> [Text]:
....
Yeah. I agree valueOf would work just fine, but unless I'm missing something, the current implementation doesn't have this. The purpose of my comments was to say that I thought it should have something along those lines.

I'm unsure of the value of having the static Factories, e.g. ArchiverFactory.ZIP

   --Will

Sandy McArthur wrote:

On 5/12/06, will pugh <[EMAIL PROTECTED]> wrote:

Hmm.

Factories have always seemed most useful to me when they are
encapsulating the creation of some configurable resource.  In practice,
it seems like "configurable" most often means pulling a string from some
attribute or properties file, and using that to choose implementation.

If the type of Archiver I am using is static and would never change, I
would simply the Archiver's constructor.  If it's not static and will
change, you are almost always going to have to deal with a string at
some point.  Passing that string into a factory is easier than getting
this ZIP member via reflection (and cleaner than special casing every
Archiver type)


FWIW: Reflection isn't needed for the valueOf method. the method just
looks in an internal Map or Set for the requested type.

Sandy McArthur wrote:

> On 5/12/06, Torsten Curdt <[EMAIL PROTECTED]> wrote:
>
>> > here is a new draft:
>> > http://www.grobmeier.de/commons-compress-draft-6.zip
>> >
>> > I have changed a lot of things discussed with draft 5.
>> > The API is easier now. Everything what seems to be unnecessary has
>> been
>> > deleted. Compress is working with Files and InputStreams only, no more >> > String-params are allowed. New is also ArchiveEntry, which represents
>> > the entry of an archive ;-).
....
> [Material provided]:
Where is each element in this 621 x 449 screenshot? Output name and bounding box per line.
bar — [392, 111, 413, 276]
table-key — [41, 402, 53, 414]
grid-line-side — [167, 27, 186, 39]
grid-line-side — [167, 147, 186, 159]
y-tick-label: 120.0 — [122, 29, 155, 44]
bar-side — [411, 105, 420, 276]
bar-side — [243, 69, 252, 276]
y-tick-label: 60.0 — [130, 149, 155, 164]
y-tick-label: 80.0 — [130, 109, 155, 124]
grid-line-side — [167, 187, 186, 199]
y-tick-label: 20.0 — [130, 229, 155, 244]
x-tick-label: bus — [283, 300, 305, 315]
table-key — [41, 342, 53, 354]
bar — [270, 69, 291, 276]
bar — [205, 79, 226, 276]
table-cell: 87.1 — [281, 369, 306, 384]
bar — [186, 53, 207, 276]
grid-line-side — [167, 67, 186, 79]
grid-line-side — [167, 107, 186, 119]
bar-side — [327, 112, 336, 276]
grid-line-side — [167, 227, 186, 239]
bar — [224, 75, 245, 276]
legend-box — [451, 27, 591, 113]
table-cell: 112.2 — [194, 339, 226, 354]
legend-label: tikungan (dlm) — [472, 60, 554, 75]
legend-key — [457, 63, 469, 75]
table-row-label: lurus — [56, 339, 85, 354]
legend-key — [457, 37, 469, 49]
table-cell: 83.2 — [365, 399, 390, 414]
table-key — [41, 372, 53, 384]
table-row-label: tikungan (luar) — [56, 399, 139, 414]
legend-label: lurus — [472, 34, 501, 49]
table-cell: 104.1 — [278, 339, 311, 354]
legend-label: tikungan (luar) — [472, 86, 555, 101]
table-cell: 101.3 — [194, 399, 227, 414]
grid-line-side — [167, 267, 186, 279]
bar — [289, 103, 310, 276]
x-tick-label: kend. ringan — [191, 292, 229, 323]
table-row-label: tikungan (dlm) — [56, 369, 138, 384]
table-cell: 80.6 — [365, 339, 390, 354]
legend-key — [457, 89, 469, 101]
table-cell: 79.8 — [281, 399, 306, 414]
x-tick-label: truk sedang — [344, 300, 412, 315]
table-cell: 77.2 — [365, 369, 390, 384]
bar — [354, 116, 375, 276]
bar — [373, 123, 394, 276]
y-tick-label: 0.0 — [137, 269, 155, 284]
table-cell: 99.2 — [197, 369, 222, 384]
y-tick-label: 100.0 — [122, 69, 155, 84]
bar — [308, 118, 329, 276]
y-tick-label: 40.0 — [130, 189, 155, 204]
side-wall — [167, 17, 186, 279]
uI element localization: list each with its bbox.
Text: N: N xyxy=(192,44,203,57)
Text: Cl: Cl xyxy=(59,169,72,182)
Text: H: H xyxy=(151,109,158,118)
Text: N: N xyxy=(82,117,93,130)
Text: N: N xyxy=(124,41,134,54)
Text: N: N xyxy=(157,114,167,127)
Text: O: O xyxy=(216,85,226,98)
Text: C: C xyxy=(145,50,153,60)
....
> [Aim of the task]: Write the next part of the email thread about the Compress archiver API, starting right after its last line. The rows are separate material and have no connection to the email thread about the Compress archiver API.

> [Answer to this task]:
>> >
>> > For example, a zip file can be created like this:
>> >
>> > Archiver archiver = ArchiverFactory.ZIP.getInstance();
>>
>> Why not use a proper factory? Did you consider my suggestions?
>>
>> http://www.mail-archive.com/commons-dev@jakarta.apache.org/msg79370.html
>
>
> At Draft 3 or 4 I suggested he use a type safe enum for an
> "ArchiveType" which fully implemented would have implicitly had the
> factory feature built in and can remain extendable. eg:
>
> ArchiveType someType = ArchiveType.valueOf("zip")
> Archive someArchive = someType.newInstance();
>
> the small problem with that or any factory is the use of a String to
> request a behavior means the compiler cannot know for sure if that
> code will work. The enum solves this if the programmer wants by having
> the constants. If the compiler allows the following you know it work:
>
> Archive zip = ArchiveType.ZIP.newInstance();
>
> That said, it's better to commit to one idiom. Chris, as long as you
> have the ball on this you gotta pick the suggestions that work well
> together from all the feedback. On the surface the "ArchiveFactory"
> Factory/Enum hybrid seems to be less good than just using either a
> factory pattern or an enum pattern alone.